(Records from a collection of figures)
——

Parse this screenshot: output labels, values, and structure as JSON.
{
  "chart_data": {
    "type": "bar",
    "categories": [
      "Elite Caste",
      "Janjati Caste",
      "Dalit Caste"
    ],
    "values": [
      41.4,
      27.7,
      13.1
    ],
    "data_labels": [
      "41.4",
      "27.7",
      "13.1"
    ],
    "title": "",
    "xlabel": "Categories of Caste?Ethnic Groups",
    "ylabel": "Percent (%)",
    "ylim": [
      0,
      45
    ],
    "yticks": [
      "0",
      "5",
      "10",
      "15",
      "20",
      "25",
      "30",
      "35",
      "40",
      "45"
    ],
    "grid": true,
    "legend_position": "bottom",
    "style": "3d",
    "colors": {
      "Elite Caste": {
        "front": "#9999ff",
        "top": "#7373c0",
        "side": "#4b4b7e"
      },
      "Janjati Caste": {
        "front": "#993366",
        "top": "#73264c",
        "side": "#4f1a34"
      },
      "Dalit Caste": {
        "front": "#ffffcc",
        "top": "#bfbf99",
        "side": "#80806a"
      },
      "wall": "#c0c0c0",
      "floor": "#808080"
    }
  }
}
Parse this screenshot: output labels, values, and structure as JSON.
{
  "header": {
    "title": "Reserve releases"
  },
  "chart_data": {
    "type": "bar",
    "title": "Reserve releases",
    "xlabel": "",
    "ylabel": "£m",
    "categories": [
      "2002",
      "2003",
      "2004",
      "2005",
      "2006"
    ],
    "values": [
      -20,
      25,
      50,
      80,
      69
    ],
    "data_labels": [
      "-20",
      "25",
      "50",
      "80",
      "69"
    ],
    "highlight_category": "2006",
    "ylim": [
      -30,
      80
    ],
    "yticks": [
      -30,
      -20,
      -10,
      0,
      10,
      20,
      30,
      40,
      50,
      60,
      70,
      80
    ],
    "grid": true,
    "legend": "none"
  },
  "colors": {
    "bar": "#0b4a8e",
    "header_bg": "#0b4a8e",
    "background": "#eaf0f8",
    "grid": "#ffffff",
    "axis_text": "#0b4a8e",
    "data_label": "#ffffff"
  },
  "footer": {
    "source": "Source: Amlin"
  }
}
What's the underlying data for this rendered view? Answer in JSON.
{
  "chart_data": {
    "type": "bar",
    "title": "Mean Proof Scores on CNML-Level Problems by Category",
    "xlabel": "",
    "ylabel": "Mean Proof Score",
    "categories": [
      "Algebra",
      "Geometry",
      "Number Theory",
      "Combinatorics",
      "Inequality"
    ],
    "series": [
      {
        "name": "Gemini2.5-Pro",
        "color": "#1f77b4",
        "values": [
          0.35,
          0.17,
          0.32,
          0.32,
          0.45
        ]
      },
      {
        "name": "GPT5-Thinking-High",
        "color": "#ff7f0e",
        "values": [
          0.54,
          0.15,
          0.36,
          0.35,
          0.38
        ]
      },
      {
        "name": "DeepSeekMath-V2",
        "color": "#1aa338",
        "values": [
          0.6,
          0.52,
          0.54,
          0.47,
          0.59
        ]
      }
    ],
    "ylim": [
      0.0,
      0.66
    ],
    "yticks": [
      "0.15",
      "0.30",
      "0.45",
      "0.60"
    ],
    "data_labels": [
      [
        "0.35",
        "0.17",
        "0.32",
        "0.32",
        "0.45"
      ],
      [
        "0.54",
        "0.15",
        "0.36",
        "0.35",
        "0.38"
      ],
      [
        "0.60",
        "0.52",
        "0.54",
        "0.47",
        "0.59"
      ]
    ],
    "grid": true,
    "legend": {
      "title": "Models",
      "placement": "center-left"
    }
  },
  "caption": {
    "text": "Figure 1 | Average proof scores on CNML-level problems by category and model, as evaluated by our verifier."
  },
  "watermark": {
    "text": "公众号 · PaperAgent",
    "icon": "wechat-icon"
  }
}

——

## Given request
Please output the entire listing exactly as it stands.

## Response
Parse this screenshot: output labels, values, and structure as JSON.
{
  "chart_data": {
    "type": "bar",
    "categories": [
      "Elite Caste",
      "Janjati Caste",
      "Dalit Caste"
    ],
    "values": [
      41.4,
      27.7,
      13.1
    ],
    "data_labels": [
      "41.4",
      "27.7",
      "13.1"
    ],
    "title": "",
    "xlabel": "Categories of Caste?Ethnic Groups",
    "ylabel": "Percent (%)",
    "ylim": [
      0,
      45
    ],
    "yticks": [
      "0",
      "5",
      "10",
      "15",
      "20",
      "25",
      "30",
      "35",
      "40",
      "45"
    ],
    "grid": true,
    "legend_position": "bottom",
    "style": "3d",
    "colors": {
      "Elite Caste": {
        "front": "#9999ff",
        "top": "#7373c0",
        "side": "#4b4b7e"
      },
      "Janjati Caste": {
        "front": "#993366",
        "top": "#73264c",
        "side": "#4f1a34"
      },
      "Dalit Caste": {
        "front": "#ffffcc",
        "top": "#bfbf99",
        "side": "#80806a"
      },
      "wall": "#c0c0c0",
      "floor": "#808080"
    }
  }
}
Parse this screenshot: output labels, values, and structure as JSON.
{
  "header": {
    "title": "Reserve releases"
  },
  "chart_data": {
    "type": "bar",
    "title": "Reserve releases",
    "xlabel": "",
    "ylabel": "£m",
    "categories": [
      "2002",
      "2003",
      "2004",
      "2005",
      "2006"
    ],
    "values": [
      -20,
      25,
      50,
      80,
      69
    ],
    "data_labels": [
      "-20",
      "25",
      "50",
      "80",
      "69"
    ],
    "highlight_category": "2006",
    "ylim": [
      -30,
      80
    ],
    "yticks": [
      -30,
      -20,
      -10,
      0,
      10,
      20,
      30,
      40,
      50,
      60,
      70,
      80
    ],
    "grid": true,
    "legend": "none"
  },
  "colors": {
    "bar": "#0b4a8e",
    "header_bg": "#0b4a8e",
    "background": "#eaf0f8",
    "grid": "#ffffff",
    "axis_text": "#0b4a8e",
    "data_label": "#ffffff"
  },
  "footer": {
    "source": "Source: Amlin"
  }
}
What's the underlying data for this rendered view? Answer in JSON.
{
  "chart_data": {
    "type": "bar",
    "title": "Mean Proof Scores on CNML-Level Problems by Category",
    "xlabel": "",
    "ylabel": "Mean Proof Score",
    "categories": [
      "Algebra",
      "Geometry",
      "Number Theory",
      "Combinatorics",
      "Inequality"
    ],
    "series": [
      {
        "name": "Gemini2.5-Pro",
        "color": "#1f77b4",
        "values": [
          0.35,
          0.17,
          0.32,
          0.32,
          0.45
        ]
      },
      {
        "name": "GPT5-Thinking-High",
        "color": "#ff7f0e",
        "values": [
          0.54,
          0.15,
          0.36,
          0.35,
          0.38
        ]
      },
      {
        "name": "DeepSeekMath-V2",
        "color": "#1aa338",
        "values": [
          0.6,
          0.52,
          0.54,
          0.47,
          0.59
        ]
      }
    ],
    "ylim": [
      0.0,
      0.66
    ],
    "yticks": [
      "0.15",
      "0.30",
      "0.45",
      "0.60"
    ],
    "data_labels": [
      [
        "0.35",
        "0.17",
        "0.32",
        "0.32",
        "0.45"
      ],
      [
        "0.54",
        "0.15",
        "0.36",
        "0.35",
        "0.38"
      ],
      [
        "0.60",
        "0.52",
        "0.54",
        "0.47",
        "0.59"
      ]
    ],
    "grid": true,
    "legend": {
      "title": "Models",
      "placement": "center-left"
    }
  },
  "caption": {
    "text": "Figure 1 | Average proof scores on CNML-level problems by category and model, as evaluated by our verifier."
  },
  "watermark": {
    "text": "公众号 · PaperAgent",
    "icon": "wechat-icon"
  }
}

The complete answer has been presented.